#### REQUIRED WORK
Please transcribe the data that follows without the pictures, keeping every word the same.

#### DATASET RECORDS
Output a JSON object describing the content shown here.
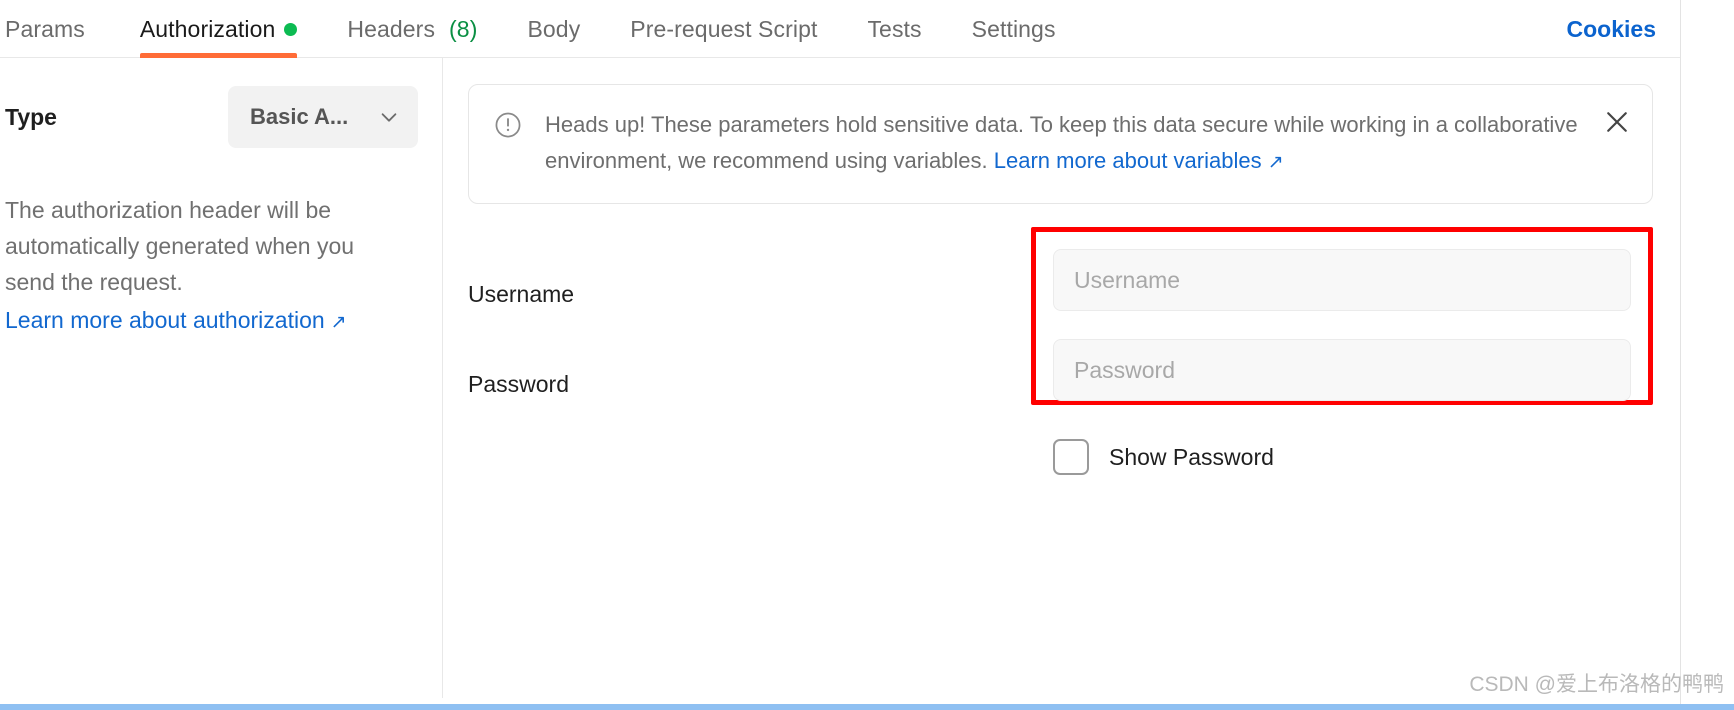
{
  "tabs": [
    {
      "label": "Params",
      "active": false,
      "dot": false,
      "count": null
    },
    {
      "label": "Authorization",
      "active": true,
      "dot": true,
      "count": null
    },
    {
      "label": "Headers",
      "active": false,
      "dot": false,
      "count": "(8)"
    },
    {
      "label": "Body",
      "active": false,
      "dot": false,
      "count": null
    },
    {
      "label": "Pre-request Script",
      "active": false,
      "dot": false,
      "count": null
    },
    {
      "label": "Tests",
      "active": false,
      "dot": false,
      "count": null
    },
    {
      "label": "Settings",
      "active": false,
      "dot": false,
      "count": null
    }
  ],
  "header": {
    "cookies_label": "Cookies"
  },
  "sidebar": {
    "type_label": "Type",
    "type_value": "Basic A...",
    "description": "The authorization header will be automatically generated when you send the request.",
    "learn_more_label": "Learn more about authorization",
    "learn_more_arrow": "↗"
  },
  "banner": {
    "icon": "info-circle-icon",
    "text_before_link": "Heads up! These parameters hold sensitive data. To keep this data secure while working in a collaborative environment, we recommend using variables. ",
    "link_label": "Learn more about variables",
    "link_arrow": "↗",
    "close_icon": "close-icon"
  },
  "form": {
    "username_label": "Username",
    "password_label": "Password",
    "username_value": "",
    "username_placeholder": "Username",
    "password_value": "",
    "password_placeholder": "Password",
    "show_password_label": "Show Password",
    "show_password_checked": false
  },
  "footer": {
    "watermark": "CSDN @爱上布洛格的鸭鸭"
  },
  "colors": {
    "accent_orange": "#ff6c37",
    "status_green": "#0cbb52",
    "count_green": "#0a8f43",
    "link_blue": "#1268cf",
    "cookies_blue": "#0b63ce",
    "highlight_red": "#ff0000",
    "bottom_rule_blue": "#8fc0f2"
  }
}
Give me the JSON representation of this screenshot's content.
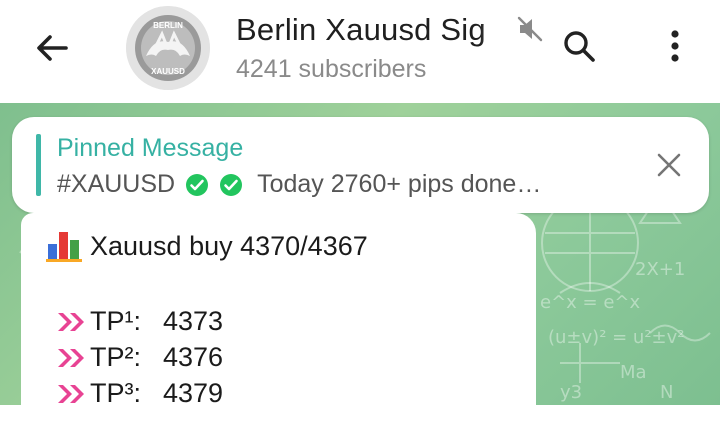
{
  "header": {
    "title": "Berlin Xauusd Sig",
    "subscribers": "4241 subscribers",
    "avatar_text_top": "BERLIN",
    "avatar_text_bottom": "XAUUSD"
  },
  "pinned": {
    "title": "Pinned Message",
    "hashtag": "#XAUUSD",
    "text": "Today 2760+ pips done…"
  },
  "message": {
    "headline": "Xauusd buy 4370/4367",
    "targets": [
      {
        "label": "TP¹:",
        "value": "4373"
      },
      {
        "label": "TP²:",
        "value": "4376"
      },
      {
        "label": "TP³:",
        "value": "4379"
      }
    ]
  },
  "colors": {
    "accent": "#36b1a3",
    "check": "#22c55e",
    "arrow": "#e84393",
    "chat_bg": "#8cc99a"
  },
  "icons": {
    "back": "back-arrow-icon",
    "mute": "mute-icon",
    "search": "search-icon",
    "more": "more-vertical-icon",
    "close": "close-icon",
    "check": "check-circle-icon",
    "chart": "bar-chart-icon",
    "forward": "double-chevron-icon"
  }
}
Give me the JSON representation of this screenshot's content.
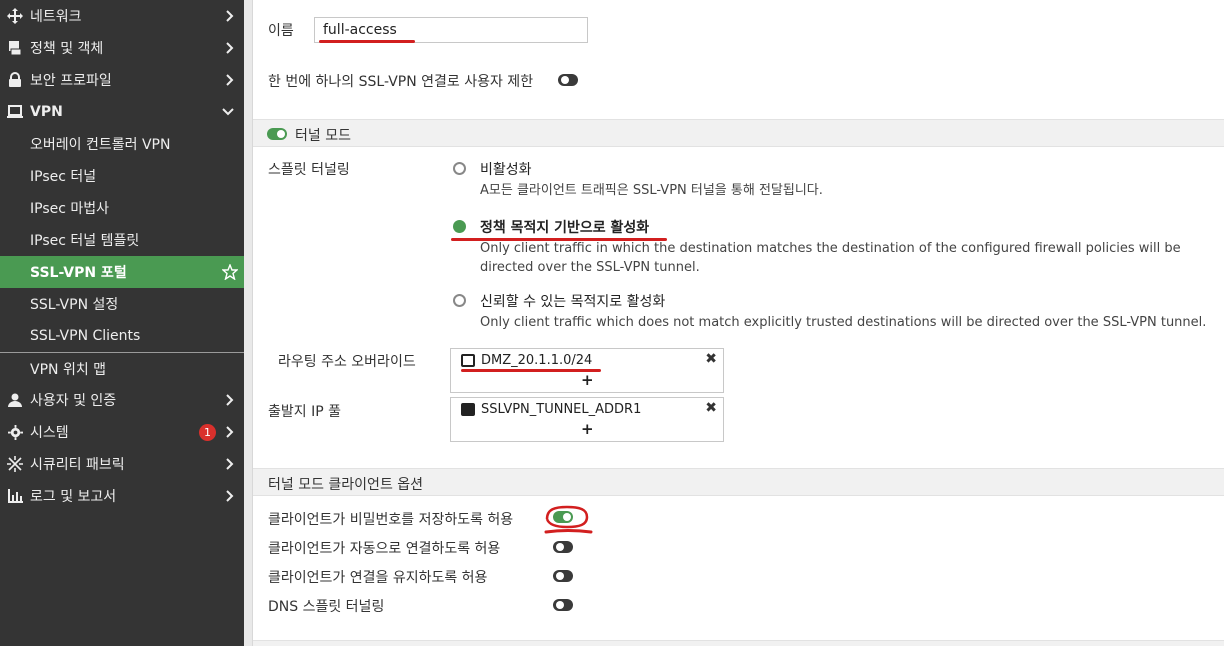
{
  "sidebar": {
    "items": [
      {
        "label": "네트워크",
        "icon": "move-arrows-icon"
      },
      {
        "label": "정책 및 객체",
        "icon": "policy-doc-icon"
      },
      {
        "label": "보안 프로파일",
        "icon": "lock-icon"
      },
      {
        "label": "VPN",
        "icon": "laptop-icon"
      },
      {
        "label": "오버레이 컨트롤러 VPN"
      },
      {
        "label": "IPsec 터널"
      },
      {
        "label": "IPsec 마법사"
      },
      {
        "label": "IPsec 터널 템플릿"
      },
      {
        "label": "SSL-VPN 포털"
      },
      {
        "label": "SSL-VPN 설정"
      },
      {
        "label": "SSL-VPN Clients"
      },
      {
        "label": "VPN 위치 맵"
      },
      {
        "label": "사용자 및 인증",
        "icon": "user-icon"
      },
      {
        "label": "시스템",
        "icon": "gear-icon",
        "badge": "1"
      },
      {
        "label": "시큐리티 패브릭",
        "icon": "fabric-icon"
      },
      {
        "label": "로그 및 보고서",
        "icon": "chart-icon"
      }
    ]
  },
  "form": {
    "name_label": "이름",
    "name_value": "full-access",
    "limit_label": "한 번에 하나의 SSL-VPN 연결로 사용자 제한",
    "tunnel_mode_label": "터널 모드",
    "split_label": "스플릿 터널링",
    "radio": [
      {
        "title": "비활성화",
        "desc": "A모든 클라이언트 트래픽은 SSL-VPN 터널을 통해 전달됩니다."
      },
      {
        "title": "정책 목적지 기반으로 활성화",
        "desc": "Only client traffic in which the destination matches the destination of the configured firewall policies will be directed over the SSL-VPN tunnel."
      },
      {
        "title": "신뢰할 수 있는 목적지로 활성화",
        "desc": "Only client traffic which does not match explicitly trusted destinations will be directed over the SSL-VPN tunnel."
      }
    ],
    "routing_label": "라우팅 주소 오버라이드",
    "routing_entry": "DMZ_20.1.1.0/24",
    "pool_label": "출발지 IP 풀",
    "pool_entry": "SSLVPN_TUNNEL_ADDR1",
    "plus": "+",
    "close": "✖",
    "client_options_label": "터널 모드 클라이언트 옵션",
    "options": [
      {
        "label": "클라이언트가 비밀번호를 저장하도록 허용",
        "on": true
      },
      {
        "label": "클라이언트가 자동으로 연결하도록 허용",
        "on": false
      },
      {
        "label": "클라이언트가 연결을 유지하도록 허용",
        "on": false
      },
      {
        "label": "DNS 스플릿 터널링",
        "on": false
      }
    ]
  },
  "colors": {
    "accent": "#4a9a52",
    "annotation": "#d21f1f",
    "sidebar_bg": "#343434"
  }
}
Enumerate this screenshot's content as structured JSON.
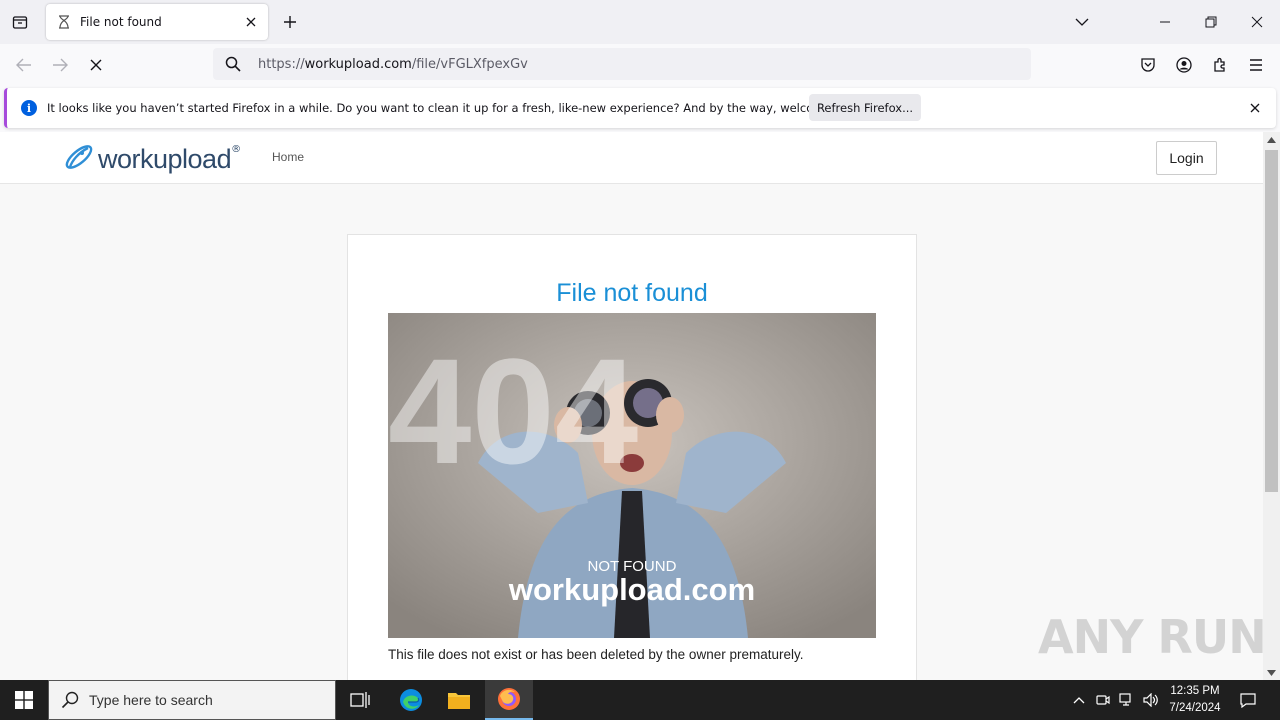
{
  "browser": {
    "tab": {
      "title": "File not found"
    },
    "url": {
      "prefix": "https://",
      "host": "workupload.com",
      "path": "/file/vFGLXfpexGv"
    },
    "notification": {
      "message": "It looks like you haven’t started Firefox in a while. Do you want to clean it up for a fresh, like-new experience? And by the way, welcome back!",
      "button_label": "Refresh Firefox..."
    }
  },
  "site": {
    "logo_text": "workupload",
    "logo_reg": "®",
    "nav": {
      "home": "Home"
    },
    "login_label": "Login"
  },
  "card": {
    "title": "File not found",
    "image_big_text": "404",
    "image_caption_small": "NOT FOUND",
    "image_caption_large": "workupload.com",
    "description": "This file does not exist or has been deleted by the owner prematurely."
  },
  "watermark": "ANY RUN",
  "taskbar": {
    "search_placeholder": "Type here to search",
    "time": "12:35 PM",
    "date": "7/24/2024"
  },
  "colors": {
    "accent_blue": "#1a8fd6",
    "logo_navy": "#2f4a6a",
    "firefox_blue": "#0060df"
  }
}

#### EXPECTED OUTPUT
Output a JSON object describing the content shown here.
{
  "tabs": [
    {
      "label": "Params",
      "active": false,
      "dot": false,
      "count": null
    },
    {
      "label": "Authorization",
      "active": true,
      "dot": true,
      "count": null
    },
    {
      "label": "Headers",
      "active": false,
      "dot": false,
      "count": "(8)"
    },
    {
      "label": "Body",
      "active": false,
      "dot": false,
      "count": null
    },
    {
      "label": "Pre-request Script",
      "active": false,
      "dot": false,
      "count": null
    },
    {
      "label": "Tests",
      "active": false,
      "dot": false,
      "count": null
    },
    {
      "label": "Settings",
      "active": false,
      "dot": false,
      "count": null
    }
  ],
  "header": {
    "cookies_label": "Cookies"
  },
  "sidebar": {
    "type_label": "Type",
    "type_value": "Basic A...",
    "description": "The authorization header will be automatically generated when you send the request.",
    "learn_more_label": "Learn more about authorization",
    "learn_more_arrow": "↗"
  },
  "banner": {
    "icon": "info-circle-icon",
    "text_before_link": "Heads up! These parameters hold sensitive data. To keep this data secure while working in a collaborative environment, we recommend using variables. ",
    "link_label": "Learn more about variables",
    "link_arrow": "↗",
    "close_icon": "close-icon"
  },
  "form": {
    "username_label": "Username",
    "password_label": "Password",
    "username_value": "",
    "username_placeholder": "Username",
    "password_value": "",
    "password_placeholder": "Password",
    "show_password_label": "Show Password",
    "show_password_checked": false
  },
  "footer": {
    "watermark": "CSDN @爱上布洛格的鸭鸭"
  },
  "colors": {
    "accent_orange": "#ff6c37",
    "status_green": "#0cbb52",
    "count_green": "#0a8f43",
    "link_blue": "#1268cf",
    "cookies_blue": "#0b63ce",
    "highlight_red": "#ff0000",
    "bottom_rule_blue": "#8fc0f2"
  }
}
Give me the JSON representation of this screenshot's content.
{
  "header": {
    "title": "Berlin Xauusd Sig",
    "subscribers": "4241 subscribers",
    "avatar_text_top": "BERLIN",
    "avatar_text_bottom": "XAUUSD"
  },
  "pinned": {
    "title": "Pinned Message",
    "hashtag": "#XAUUSD",
    "text": "Today 2760+ pips done…"
  },
  "message": {
    "headline": "Xauusd buy 4370/4367",
    "targets": [
      {
        "label": "TP¹:",
        "value": "4373"
      },
      {
        "label": "TP²:",
        "value": "4376"
      },
      {
        "label": "TP³:",
        "value": "4379"
      }
    ]
  },
  "colors": {
    "accent": "#36b1a3",
    "check": "#22c55e",
    "arrow": "#e84393",
    "chat_bg": "#8cc99a"
  },
  "icons": {
    "back": "back-arrow-icon",
    "mute": "mute-icon",
    "search": "search-icon",
    "more": "more-vertical-icon",
    "close": "close-icon",
    "check": "check-circle-icon",
    "chart": "bar-chart-icon",
    "forward": "double-chevron-icon"
  }
}
Give me the JSON representation of this screenshot's content.
{
  "sidebar": {
    "items": [
      {
        "label": "네트워크",
        "icon": "move-arrows-icon"
      },
      {
        "label": "정책 및 객체",
        "icon": "policy-doc-icon"
      },
      {
        "label": "보안 프로파일",
        "icon": "lock-icon"
      },
      {
        "label": "VPN",
        "icon": "laptop-icon"
      },
      {
        "label": "오버레이 컨트롤러 VPN"
      },
      {
        "label": "IPsec 터널"
      },
      {
        "label": "IPsec 마법사"
      },
      {
        "label": "IPsec 터널 템플릿"
      },
      {
        "label": "SSL-VPN 포털"
      },
      {
        "label": "SSL-VPN 설정"
      },
      {
        "label": "SSL-VPN Clients"
      },
      {
        "label": "VPN 위치 맵"
      },
      {
        "label": "사용자 및 인증",
        "icon": "user-icon"
      },
      {
        "label": "시스템",
        "icon": "gear-icon",
        "badge": "1"
      },
      {
        "label": "시큐리티 패브릭",
        "icon": "fabric-icon"
      },
      {
        "label": "로그 및 보고서",
        "icon": "chart-icon"
      }
    ]
  },
  "form": {
    "name_label": "이름",
    "name_value": "full-access",
    "limit_label": "한 번에 하나의 SSL-VPN 연결로 사용자 제한",
    "tunnel_mode_label": "터널 모드",
    "split_label": "스플릿 터널링",
    "radio": [
      {
        "title": "비활성화",
        "desc": "A모든 클라이언트 트래픽은 SSL-VPN 터널을 통해 전달됩니다."
      },
      {
        "title": "정책 목적지 기반으로 활성화",
        "desc": "Only client traffic in which the destination matches the destination of the configured firewall policies will be directed over the SSL-VPN tunnel."
      },
      {
        "title": "신뢰할 수 있는 목적지로 활성화",
        "desc": "Only client traffic which does not match explicitly trusted destinations will be directed over the SSL-VPN tunnel."
      }
    ],
    "routing_label": "라우팅 주소 오버라이드",
    "routing_entry": "DMZ_20.1.1.0/24",
    "pool_label": "출발지 IP 풀",
    "pool_entry": "SSLVPN_TUNNEL_ADDR1",
    "plus": "+",
    "close": "✖",
    "client_options_label": "터널 모드 클라이언트 옵션",
    "options": [
      {
        "label": "클라이언트가 비밀번호를 저장하도록 허용",
        "on": true
      },
      {
        "label": "클라이언트가 자동으로 연결하도록 허용",
        "on": false
      },
      {
        "label": "클라이언트가 연결을 유지하도록 허용",
        "on": false
      },
      {
        "label": "DNS 스플릿 터널링",
        "on": false
      }
    ]
  },
  "colors": {
    "accent": "#4a9a52",
    "annotation": "#d21f1f",
    "sidebar_bg": "#343434"
  }
}
Enumerate this screenshot's content as structured JSON.
{
  "browser": {
    "tab": {
      "title": "File not found"
    },
    "url": {
      "prefix": "https://",
      "host": "workupload.com",
      "path": "/file/vFGLXfpexGv"
    },
    "notification": {
      "message": "It looks like you haven’t started Firefox in a while. Do you want to clean it up for a fresh, like-new experience? And by the way, welcome back!",
      "button_label": "Refresh Firefox..."
    }
  },
  "site": {
    "logo_text": "workupload",
    "logo_reg": "®",
    "nav": {
      "home": "Home"
    },
    "login_label": "Login"
  },
  "card": {
    "title": "File not found",
    "image_big_text": "404",
    "image_caption_small": "NOT FOUND",
    "image_caption_large": "workupload.com",
    "description": "This file does not exist or has been deleted by the owner prematurely."
  },
  "watermark": "ANY RUN",
  "taskbar": {
    "search_placeholder": "Type here to search",
    "time": "12:35 PM",
    "date": "7/24/2024"
  },
  "colors": {
    "accent_blue": "#1a8fd6",
    "logo_navy": "#2f4a6a",
    "firefox_blue": "#0060df"
  }
}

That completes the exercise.